(Entries with figure data)
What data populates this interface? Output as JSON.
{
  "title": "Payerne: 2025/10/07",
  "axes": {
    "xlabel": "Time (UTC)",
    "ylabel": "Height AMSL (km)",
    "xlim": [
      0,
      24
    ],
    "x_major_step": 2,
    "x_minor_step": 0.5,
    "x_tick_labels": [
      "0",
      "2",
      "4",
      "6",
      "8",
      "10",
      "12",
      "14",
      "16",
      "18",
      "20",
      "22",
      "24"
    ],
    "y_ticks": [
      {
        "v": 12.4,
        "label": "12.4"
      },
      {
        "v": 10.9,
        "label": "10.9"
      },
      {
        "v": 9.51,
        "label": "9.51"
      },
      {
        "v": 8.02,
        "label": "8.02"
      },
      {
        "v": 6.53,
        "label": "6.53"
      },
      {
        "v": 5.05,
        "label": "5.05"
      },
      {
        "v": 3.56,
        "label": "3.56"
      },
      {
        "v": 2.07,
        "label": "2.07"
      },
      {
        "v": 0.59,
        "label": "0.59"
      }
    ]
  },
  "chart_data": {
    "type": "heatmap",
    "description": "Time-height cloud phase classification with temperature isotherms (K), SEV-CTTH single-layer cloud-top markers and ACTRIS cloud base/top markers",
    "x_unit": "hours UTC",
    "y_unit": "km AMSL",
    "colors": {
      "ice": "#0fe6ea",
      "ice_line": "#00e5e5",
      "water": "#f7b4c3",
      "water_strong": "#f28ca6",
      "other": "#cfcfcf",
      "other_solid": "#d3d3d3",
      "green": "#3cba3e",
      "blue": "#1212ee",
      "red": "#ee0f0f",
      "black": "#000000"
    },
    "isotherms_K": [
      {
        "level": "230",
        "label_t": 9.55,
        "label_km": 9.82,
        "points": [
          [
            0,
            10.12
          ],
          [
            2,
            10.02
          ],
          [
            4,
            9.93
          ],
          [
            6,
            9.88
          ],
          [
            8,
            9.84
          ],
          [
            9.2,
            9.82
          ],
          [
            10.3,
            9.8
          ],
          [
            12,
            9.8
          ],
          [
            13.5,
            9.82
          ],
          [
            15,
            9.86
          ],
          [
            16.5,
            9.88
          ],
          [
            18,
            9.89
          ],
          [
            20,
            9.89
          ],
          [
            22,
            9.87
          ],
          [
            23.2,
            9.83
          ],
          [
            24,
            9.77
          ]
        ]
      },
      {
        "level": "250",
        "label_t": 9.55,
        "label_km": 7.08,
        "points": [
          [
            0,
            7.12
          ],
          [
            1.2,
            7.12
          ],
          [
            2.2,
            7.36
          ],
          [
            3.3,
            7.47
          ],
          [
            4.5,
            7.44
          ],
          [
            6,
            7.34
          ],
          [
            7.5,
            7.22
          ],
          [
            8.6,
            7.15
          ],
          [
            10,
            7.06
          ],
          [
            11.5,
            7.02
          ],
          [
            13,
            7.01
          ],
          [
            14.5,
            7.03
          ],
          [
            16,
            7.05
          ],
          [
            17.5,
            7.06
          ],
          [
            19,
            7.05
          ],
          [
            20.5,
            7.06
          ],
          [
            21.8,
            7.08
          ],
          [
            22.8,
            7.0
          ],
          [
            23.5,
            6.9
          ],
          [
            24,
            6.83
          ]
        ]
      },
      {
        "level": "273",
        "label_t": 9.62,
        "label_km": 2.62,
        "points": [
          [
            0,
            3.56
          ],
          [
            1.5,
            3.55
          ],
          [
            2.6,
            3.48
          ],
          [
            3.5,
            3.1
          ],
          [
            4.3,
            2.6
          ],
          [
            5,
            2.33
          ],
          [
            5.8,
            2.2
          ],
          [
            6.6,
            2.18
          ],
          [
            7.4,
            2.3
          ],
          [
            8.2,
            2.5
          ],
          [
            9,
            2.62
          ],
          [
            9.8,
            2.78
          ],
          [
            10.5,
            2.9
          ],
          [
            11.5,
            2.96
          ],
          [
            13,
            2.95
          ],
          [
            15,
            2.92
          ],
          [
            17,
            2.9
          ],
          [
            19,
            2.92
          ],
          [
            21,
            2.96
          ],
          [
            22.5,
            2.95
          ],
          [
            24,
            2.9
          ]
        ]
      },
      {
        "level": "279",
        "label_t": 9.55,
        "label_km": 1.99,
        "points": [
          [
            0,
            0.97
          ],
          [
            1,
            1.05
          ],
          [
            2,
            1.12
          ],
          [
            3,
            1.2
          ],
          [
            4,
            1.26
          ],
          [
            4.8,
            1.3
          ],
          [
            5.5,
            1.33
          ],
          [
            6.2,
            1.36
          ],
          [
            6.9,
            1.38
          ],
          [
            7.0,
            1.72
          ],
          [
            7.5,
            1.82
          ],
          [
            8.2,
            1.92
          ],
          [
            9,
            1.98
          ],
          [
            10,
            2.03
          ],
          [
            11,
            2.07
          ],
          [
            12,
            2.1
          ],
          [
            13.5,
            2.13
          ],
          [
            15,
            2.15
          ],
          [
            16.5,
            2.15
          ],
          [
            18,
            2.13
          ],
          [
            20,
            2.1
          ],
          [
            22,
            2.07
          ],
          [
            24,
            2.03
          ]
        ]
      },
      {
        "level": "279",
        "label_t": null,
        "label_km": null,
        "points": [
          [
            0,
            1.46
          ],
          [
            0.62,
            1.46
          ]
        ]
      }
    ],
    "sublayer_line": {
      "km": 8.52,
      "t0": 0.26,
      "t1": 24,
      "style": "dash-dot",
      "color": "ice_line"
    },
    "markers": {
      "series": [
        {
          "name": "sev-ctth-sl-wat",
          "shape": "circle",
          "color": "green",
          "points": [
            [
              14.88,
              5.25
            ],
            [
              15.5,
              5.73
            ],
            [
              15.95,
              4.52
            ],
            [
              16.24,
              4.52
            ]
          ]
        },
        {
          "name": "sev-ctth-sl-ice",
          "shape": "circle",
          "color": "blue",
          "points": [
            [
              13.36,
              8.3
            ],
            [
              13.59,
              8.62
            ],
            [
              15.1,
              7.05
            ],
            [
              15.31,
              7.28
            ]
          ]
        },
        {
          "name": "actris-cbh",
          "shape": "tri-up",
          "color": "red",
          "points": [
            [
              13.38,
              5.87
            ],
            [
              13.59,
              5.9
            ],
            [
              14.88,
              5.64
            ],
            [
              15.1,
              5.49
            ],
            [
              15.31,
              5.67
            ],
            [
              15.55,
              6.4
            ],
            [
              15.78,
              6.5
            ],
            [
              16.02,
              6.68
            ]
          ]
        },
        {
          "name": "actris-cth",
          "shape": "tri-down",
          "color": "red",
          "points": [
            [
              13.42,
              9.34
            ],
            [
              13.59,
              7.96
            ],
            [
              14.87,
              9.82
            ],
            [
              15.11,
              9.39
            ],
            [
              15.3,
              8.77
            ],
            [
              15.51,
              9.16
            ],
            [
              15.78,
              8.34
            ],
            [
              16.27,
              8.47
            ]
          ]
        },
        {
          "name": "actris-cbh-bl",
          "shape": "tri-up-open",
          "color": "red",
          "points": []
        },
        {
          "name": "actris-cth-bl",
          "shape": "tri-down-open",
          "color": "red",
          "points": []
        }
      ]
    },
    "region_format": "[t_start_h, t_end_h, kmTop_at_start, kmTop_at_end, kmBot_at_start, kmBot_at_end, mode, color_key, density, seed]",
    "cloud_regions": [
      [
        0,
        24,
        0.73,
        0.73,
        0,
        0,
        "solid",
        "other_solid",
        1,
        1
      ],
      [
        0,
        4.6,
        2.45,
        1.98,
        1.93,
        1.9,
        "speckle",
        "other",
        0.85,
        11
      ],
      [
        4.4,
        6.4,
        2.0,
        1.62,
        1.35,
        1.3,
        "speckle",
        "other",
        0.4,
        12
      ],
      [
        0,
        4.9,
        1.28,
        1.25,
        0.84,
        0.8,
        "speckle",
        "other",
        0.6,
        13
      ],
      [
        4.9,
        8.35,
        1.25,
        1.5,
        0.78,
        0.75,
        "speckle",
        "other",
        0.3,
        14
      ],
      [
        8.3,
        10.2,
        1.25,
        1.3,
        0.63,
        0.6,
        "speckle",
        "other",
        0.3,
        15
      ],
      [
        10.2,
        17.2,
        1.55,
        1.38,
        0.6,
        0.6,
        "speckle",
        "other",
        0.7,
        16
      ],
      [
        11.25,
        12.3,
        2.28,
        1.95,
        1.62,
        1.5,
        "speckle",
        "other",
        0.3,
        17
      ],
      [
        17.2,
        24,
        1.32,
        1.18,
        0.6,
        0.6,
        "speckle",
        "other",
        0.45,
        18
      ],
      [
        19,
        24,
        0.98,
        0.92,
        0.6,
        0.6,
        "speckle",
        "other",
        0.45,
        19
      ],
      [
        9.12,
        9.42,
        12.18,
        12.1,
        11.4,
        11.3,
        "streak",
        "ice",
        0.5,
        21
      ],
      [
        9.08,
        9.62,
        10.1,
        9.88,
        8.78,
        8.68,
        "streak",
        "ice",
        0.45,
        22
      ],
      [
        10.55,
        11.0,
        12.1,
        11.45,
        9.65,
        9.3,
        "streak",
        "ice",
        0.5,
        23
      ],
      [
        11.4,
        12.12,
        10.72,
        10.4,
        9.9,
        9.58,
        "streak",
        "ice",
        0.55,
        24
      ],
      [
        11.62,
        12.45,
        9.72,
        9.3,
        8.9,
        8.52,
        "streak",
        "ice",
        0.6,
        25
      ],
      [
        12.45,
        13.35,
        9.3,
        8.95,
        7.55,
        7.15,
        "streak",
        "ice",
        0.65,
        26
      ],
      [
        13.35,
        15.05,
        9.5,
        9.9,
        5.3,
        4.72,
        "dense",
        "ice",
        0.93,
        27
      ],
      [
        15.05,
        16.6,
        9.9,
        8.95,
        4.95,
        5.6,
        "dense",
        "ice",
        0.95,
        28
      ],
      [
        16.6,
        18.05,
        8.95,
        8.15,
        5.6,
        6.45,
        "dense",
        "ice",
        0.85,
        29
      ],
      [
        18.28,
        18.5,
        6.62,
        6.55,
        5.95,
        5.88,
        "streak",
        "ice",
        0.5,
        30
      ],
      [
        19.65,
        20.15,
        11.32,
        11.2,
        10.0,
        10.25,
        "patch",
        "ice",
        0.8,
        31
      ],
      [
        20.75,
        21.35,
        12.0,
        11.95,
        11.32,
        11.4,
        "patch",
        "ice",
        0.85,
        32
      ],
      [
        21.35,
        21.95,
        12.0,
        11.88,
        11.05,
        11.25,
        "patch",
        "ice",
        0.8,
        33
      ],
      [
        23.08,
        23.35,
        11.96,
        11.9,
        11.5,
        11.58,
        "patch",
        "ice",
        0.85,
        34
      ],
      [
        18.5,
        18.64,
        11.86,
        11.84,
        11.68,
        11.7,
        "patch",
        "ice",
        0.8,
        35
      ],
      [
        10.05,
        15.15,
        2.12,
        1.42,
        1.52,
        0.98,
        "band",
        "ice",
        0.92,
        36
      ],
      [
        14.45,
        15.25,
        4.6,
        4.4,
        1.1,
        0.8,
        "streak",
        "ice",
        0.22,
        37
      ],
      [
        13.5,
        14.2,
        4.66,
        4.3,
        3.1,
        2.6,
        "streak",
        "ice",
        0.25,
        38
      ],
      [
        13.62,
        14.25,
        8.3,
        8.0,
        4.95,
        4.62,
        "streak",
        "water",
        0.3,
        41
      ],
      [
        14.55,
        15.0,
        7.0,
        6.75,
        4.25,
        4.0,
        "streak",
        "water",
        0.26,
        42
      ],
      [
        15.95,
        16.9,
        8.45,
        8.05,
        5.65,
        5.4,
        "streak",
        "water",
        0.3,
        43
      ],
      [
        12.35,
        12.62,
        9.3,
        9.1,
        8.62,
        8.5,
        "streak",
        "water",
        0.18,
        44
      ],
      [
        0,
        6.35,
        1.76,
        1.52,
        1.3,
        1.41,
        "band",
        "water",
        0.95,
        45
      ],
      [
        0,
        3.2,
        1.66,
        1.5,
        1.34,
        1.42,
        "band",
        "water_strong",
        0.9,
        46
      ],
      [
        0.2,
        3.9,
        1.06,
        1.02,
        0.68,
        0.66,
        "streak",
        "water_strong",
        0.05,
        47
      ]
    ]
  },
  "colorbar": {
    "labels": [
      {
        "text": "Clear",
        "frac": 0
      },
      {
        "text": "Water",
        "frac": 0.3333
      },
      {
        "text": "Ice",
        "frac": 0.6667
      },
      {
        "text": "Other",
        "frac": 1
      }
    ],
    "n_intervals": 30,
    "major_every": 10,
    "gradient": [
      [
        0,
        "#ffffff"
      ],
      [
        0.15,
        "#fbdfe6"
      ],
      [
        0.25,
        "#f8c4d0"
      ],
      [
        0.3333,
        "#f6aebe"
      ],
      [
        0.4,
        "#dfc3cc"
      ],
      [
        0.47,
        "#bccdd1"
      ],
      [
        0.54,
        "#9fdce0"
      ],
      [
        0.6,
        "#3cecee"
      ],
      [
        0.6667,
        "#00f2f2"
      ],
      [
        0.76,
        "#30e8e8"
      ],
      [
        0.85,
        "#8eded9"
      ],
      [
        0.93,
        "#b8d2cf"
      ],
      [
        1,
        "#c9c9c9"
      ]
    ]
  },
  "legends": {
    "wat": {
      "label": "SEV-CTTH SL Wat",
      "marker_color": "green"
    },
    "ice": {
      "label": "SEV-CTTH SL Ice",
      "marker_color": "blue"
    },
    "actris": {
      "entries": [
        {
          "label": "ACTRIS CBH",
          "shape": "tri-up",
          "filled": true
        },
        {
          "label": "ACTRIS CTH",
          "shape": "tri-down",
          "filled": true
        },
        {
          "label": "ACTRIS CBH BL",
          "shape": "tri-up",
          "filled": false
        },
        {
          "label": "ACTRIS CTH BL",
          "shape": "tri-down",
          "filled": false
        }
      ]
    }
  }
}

▸ WHAT IS EXPECTED
Find how many lines hold the string "open", and state that number alone.

▸ SOLUTION BELOW
2